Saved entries
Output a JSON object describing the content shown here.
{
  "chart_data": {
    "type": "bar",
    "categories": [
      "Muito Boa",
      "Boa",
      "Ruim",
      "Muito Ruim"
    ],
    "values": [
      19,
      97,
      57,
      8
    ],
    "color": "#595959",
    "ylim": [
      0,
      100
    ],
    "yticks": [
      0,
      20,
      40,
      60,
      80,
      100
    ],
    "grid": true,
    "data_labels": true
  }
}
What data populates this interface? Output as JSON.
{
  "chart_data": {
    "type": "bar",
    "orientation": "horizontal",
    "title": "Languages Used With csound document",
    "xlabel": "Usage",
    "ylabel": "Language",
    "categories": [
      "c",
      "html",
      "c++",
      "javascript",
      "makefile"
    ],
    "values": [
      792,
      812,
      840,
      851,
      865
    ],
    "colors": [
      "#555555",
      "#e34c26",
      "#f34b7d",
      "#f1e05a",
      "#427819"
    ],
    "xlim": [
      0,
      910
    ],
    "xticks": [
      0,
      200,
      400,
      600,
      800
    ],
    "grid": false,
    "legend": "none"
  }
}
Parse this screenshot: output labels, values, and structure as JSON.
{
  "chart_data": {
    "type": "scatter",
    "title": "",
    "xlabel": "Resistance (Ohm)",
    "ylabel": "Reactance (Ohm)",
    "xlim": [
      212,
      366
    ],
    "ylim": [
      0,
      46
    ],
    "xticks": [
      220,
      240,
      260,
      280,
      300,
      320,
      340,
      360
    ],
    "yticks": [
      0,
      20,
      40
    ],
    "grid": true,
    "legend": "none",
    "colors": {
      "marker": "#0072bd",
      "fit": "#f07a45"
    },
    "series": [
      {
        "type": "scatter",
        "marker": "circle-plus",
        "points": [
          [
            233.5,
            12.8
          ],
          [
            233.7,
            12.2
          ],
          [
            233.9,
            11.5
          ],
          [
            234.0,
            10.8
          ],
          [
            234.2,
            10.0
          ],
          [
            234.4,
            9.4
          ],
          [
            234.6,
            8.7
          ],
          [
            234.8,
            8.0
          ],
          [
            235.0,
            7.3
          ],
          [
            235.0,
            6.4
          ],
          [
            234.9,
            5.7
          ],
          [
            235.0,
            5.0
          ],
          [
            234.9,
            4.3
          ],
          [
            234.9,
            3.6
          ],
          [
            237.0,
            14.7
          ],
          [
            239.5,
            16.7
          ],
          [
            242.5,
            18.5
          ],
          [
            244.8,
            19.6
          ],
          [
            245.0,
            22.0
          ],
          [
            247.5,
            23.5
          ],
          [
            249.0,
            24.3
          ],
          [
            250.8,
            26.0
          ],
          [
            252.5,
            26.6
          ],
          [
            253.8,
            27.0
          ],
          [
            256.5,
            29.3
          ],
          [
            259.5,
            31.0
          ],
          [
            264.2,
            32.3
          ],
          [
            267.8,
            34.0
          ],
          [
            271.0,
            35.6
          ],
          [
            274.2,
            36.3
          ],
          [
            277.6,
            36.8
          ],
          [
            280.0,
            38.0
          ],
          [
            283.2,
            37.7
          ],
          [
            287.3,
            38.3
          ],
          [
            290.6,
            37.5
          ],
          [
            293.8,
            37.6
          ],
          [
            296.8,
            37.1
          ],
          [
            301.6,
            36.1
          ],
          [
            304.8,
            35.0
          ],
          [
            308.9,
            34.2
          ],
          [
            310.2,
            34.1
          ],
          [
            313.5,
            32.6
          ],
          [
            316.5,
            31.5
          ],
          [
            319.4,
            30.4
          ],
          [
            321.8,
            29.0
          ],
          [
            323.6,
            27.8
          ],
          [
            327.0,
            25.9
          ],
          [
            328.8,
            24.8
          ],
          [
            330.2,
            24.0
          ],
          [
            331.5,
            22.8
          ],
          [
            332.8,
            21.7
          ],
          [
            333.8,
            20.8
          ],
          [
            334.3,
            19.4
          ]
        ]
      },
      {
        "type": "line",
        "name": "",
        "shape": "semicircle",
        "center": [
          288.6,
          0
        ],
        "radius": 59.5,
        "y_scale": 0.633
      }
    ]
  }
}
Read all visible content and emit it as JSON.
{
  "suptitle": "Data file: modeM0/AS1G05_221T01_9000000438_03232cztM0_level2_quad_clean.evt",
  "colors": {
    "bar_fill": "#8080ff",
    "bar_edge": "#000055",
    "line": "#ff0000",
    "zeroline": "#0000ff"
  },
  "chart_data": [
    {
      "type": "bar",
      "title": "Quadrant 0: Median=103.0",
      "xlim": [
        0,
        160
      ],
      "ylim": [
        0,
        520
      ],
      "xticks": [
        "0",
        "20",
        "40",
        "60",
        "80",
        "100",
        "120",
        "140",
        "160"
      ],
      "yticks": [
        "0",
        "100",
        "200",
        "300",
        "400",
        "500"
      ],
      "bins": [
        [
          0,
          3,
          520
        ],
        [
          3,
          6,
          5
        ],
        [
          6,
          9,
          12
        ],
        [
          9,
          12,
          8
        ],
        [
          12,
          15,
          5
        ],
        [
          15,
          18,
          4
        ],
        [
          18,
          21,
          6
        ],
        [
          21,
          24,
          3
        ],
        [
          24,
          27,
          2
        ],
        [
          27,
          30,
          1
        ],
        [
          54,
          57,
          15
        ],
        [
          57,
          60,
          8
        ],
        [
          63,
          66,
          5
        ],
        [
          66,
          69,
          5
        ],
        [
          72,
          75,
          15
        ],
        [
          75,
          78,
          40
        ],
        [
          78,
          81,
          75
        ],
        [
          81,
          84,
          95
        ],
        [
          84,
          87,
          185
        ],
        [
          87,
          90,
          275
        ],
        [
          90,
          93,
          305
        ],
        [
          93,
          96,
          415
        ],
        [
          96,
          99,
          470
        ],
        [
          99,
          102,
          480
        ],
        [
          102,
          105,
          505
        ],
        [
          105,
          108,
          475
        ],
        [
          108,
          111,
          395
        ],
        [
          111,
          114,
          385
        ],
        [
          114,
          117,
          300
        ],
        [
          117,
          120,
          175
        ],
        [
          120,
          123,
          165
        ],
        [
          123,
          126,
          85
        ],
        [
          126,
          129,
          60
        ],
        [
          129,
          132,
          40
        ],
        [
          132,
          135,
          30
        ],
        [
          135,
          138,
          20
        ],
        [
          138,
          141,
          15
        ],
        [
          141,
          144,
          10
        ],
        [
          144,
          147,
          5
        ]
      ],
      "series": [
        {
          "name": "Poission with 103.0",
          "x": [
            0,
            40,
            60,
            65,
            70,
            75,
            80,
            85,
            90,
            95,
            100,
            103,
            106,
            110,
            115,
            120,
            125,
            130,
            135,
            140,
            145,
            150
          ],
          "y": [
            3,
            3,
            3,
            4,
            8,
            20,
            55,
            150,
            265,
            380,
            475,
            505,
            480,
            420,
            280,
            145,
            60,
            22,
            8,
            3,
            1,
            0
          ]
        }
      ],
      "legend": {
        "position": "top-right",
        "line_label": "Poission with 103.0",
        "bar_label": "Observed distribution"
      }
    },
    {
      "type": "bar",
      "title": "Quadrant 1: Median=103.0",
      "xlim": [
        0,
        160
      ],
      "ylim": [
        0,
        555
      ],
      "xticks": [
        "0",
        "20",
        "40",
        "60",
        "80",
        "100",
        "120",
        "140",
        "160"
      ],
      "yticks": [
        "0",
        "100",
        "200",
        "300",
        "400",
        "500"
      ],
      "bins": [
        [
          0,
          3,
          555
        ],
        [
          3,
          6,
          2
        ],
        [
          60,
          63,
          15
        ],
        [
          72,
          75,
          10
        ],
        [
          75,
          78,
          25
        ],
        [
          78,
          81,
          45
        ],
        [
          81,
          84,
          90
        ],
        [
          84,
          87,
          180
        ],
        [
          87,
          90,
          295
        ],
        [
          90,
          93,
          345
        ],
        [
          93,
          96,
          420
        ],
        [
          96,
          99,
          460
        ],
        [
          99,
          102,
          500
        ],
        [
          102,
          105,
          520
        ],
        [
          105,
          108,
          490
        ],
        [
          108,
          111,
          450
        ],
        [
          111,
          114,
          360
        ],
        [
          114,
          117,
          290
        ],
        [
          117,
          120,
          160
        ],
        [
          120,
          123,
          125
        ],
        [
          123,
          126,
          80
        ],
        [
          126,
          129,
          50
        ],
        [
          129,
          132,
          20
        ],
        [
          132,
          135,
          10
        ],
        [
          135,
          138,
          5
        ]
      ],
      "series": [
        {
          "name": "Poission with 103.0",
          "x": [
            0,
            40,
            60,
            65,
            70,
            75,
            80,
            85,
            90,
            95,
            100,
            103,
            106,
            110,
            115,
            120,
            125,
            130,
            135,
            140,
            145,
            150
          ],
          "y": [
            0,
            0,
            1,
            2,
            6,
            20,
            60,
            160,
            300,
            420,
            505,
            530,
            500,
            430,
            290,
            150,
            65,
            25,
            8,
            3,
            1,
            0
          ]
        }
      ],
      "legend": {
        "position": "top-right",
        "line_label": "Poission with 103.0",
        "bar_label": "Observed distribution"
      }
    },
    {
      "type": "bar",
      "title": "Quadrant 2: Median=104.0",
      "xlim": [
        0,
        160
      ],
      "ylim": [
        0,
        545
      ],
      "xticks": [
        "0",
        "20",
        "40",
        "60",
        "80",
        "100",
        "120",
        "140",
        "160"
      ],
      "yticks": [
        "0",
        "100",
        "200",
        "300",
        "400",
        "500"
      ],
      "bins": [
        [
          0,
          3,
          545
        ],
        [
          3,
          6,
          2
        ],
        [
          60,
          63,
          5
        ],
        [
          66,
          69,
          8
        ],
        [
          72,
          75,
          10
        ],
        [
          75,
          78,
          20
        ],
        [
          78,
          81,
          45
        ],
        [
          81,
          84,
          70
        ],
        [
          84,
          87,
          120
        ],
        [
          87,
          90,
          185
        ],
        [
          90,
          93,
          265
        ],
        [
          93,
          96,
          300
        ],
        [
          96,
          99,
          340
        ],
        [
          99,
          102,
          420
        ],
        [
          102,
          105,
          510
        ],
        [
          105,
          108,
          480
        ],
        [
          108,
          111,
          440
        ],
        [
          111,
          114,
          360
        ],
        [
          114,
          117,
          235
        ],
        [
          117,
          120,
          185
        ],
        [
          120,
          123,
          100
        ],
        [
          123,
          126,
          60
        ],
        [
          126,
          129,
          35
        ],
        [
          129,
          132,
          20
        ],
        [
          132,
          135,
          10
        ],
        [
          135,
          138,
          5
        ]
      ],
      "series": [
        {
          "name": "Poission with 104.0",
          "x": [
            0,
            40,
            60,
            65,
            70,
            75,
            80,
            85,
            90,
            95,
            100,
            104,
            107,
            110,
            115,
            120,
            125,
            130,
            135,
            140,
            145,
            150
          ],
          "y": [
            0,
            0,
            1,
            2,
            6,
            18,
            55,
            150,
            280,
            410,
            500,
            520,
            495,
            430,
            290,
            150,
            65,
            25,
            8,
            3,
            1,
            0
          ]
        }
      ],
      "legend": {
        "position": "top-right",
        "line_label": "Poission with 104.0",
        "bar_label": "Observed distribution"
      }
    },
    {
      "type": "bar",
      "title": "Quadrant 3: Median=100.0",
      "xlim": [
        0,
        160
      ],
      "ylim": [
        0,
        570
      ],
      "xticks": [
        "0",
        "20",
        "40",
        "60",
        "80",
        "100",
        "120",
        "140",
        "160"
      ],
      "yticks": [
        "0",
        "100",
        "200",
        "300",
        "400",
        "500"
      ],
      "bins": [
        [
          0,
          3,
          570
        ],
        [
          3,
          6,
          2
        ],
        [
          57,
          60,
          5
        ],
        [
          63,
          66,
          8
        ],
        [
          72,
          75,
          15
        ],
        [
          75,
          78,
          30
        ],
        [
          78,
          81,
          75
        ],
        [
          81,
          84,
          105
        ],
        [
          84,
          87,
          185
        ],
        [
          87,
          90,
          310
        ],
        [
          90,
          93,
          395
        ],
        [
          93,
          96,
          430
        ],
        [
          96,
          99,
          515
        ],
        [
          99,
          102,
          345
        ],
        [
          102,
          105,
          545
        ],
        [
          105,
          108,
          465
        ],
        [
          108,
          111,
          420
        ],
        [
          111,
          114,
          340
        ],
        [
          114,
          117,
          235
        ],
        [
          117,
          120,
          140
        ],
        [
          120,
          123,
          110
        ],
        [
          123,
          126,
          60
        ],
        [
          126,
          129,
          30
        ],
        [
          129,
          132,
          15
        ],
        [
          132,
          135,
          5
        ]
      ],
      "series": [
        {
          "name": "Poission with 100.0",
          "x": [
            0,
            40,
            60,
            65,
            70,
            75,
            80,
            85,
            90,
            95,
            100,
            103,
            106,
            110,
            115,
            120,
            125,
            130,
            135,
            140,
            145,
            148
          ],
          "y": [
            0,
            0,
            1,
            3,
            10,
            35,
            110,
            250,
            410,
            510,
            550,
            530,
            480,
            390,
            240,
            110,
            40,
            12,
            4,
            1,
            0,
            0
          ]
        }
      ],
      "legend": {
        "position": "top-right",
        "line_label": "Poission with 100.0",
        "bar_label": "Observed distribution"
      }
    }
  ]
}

#### The request:
Show each line of the listing that holds the string "content".

#### Exercise output:
Output a JSON object describing the content shown here.
Read all visible content and emit it as JSON.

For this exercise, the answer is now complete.